> _Supplied data_:
★ ★ ★

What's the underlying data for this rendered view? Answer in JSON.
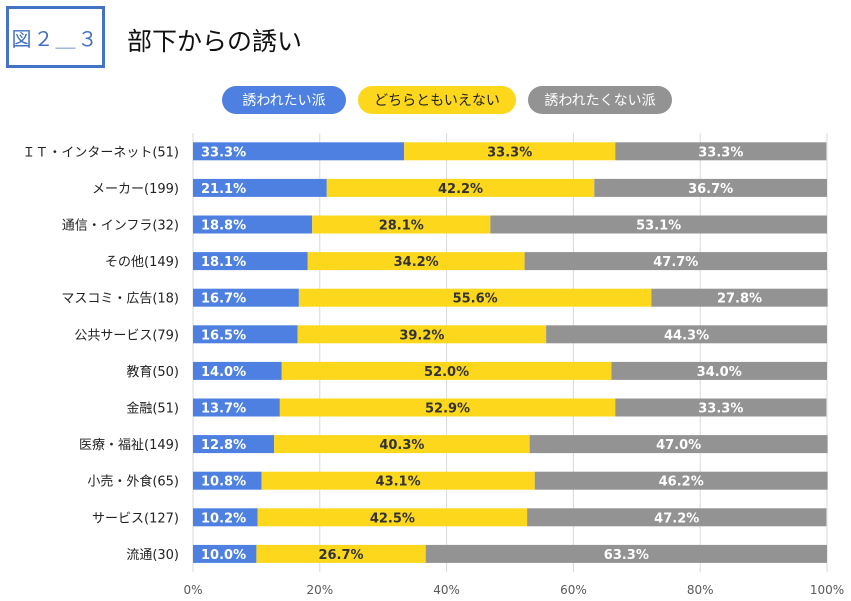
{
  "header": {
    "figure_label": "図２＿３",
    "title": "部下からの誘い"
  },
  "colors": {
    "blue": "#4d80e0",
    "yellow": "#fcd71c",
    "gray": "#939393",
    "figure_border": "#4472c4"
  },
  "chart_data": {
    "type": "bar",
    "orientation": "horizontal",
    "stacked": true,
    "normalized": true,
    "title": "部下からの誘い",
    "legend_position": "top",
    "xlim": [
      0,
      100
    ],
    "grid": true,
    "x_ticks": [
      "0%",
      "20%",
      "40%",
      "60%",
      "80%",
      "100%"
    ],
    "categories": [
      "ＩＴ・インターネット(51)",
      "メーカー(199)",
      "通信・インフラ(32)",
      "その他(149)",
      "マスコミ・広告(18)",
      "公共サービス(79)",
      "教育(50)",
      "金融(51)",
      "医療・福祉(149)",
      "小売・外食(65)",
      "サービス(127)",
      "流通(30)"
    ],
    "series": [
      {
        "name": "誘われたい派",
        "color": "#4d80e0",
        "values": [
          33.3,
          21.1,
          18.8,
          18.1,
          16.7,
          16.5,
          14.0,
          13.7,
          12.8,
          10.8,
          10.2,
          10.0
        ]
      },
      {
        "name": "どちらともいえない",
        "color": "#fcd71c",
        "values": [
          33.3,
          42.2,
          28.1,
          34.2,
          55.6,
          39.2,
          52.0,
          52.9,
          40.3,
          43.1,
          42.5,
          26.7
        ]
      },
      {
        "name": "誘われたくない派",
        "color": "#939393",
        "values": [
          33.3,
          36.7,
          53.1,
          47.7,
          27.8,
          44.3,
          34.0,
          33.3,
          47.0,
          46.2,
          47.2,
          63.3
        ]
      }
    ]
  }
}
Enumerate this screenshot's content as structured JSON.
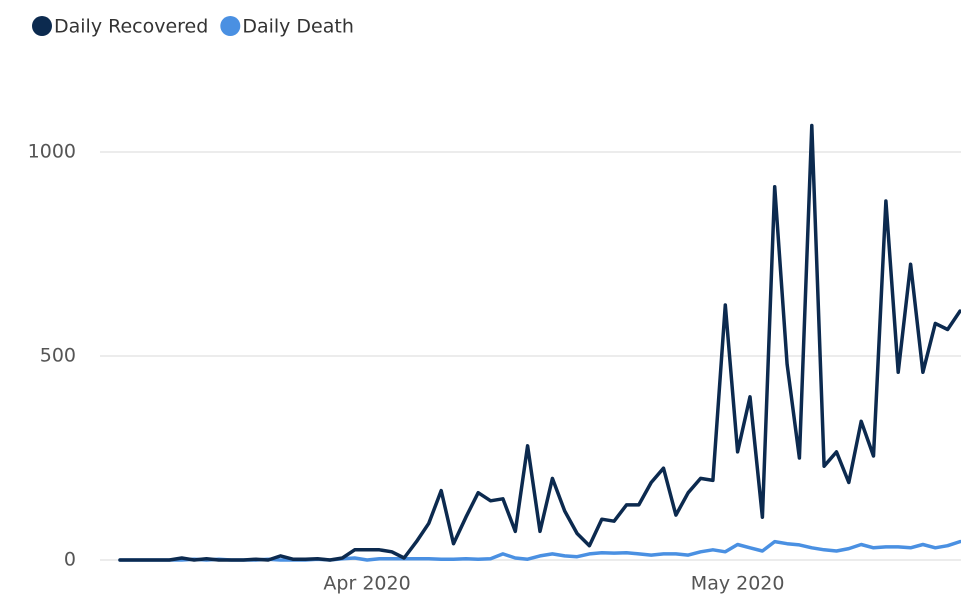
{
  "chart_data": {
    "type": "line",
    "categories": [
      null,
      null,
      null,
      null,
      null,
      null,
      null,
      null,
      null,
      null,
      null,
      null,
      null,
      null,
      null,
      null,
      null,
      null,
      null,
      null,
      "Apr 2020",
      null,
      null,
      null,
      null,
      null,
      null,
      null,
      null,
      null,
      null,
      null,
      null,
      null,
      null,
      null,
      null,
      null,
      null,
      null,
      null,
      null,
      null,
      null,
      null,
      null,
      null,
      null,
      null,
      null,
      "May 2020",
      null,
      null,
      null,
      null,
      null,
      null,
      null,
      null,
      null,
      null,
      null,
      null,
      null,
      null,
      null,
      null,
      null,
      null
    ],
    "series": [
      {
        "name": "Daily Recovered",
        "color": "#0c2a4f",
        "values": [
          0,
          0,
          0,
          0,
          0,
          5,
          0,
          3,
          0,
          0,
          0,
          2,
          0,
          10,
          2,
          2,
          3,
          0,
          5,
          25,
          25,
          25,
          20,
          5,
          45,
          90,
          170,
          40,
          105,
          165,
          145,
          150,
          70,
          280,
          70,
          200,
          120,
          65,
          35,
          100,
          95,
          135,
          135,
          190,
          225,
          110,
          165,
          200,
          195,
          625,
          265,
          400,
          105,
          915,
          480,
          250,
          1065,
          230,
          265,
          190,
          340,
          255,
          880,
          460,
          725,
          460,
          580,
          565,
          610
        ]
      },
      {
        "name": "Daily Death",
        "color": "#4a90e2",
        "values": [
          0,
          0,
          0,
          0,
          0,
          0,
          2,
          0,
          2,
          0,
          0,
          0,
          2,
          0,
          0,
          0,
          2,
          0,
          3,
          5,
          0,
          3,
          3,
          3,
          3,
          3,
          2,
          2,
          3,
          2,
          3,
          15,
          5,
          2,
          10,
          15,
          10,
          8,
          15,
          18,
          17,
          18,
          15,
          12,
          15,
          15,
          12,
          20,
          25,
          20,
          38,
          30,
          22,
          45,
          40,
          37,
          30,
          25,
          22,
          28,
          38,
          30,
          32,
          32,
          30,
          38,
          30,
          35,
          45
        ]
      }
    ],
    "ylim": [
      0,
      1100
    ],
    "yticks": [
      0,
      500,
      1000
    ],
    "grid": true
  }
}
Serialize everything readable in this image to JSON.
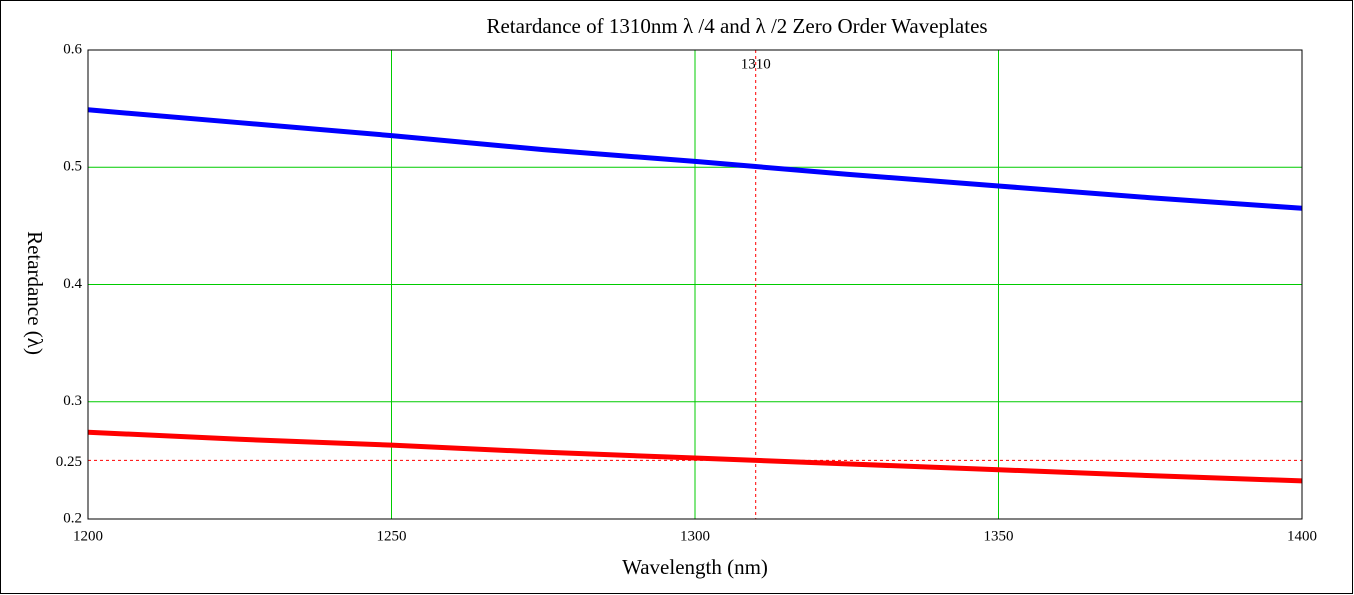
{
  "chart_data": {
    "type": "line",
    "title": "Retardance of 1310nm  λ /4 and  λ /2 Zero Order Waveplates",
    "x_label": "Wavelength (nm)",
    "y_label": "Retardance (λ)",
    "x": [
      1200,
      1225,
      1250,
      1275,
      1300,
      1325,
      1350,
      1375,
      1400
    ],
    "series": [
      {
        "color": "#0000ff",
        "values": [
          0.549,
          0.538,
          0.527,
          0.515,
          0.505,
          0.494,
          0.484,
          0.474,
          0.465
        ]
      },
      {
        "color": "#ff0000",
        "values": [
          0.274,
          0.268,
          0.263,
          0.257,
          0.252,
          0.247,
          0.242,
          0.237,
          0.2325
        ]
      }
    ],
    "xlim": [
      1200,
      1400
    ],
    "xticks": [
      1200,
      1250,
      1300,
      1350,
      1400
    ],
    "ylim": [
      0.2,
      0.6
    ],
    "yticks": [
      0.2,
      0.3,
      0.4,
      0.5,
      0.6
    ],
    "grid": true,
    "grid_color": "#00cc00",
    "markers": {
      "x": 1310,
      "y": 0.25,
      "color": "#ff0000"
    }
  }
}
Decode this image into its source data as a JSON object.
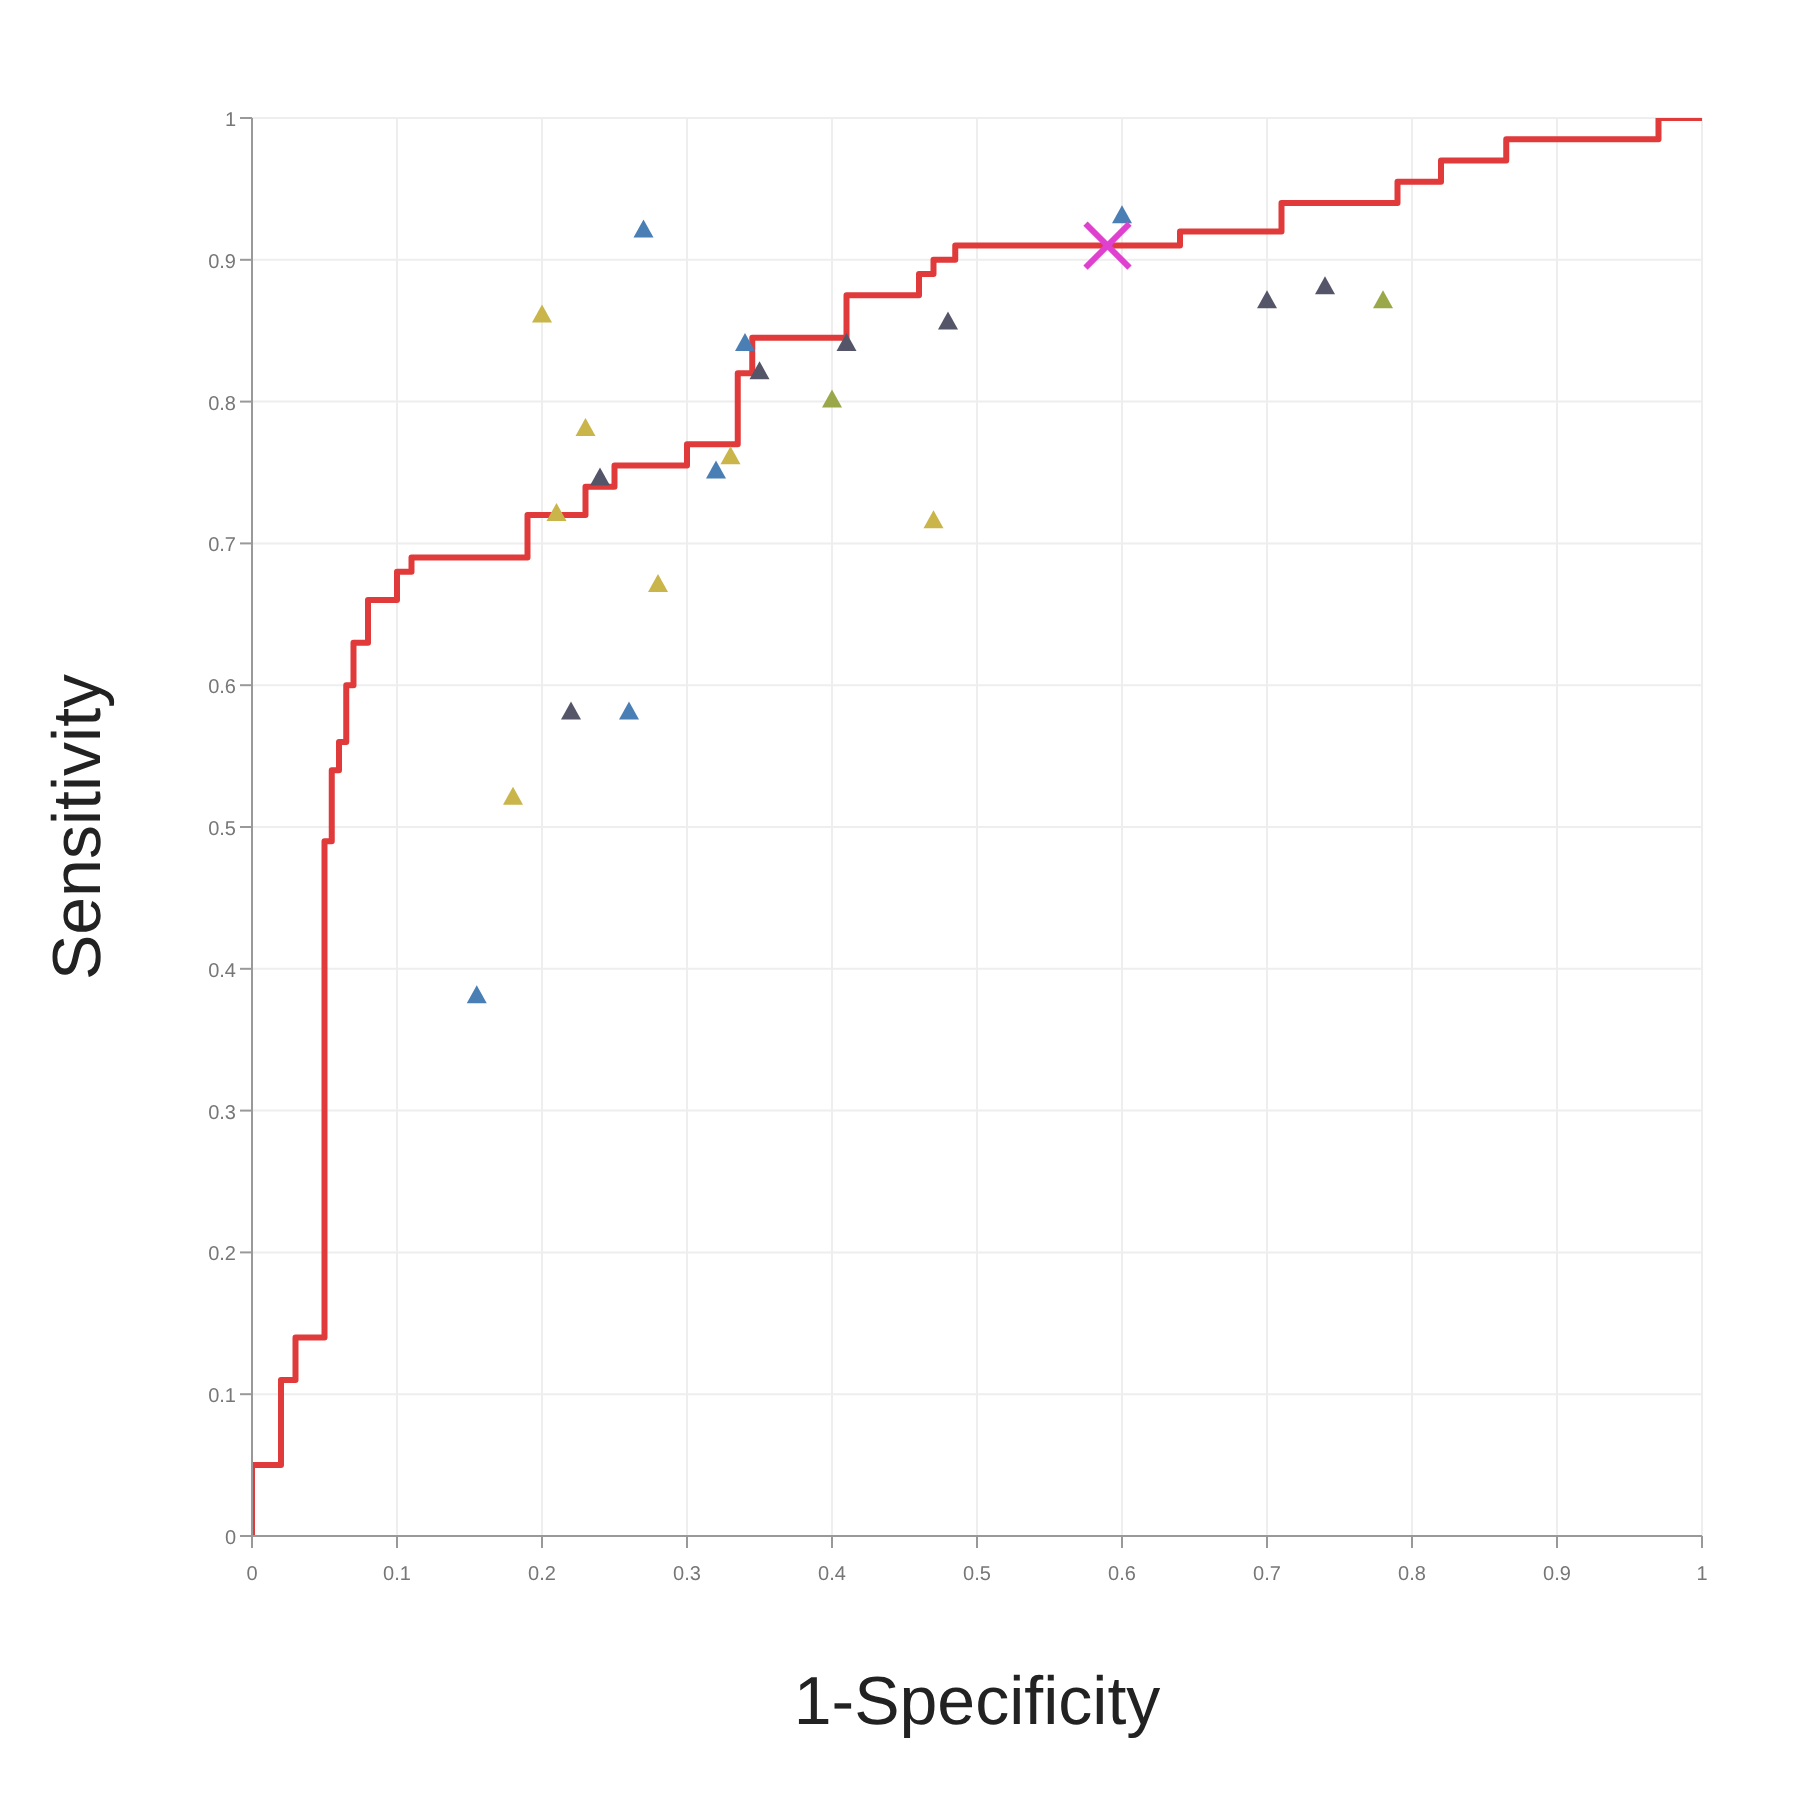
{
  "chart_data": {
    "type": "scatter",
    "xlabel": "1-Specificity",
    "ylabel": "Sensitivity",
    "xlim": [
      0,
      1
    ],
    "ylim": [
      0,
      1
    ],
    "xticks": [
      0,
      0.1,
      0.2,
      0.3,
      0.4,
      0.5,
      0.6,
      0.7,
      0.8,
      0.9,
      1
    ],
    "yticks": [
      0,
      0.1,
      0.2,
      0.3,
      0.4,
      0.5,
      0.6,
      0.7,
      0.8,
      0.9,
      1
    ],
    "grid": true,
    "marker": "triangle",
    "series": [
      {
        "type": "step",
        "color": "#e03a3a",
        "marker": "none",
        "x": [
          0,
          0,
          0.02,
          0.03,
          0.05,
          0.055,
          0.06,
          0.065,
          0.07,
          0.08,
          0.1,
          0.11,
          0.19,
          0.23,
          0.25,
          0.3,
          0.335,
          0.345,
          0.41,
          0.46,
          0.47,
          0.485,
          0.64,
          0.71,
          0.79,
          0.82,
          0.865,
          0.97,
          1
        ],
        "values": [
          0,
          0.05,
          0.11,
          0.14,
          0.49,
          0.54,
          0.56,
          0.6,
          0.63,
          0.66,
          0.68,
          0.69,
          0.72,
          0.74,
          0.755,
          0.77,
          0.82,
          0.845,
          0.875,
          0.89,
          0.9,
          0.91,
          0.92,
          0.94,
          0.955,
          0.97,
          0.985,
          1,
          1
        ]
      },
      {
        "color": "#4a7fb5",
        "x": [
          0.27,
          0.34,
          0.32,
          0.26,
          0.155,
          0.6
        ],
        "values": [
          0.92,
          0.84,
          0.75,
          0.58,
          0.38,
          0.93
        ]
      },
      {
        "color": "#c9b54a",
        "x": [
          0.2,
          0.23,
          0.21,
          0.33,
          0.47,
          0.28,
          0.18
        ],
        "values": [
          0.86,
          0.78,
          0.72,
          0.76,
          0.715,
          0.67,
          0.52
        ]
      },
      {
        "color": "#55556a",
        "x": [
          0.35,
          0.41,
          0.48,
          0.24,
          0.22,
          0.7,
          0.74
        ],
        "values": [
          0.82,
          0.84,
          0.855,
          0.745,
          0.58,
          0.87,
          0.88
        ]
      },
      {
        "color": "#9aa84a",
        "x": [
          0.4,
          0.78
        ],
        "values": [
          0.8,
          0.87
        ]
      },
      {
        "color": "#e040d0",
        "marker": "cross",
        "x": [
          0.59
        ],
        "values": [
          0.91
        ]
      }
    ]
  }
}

★ ★ ★

> _What is being asked_: What is the number of lines in this material that hold the string "type"? Answer with that number only.

> _Task solution_: 5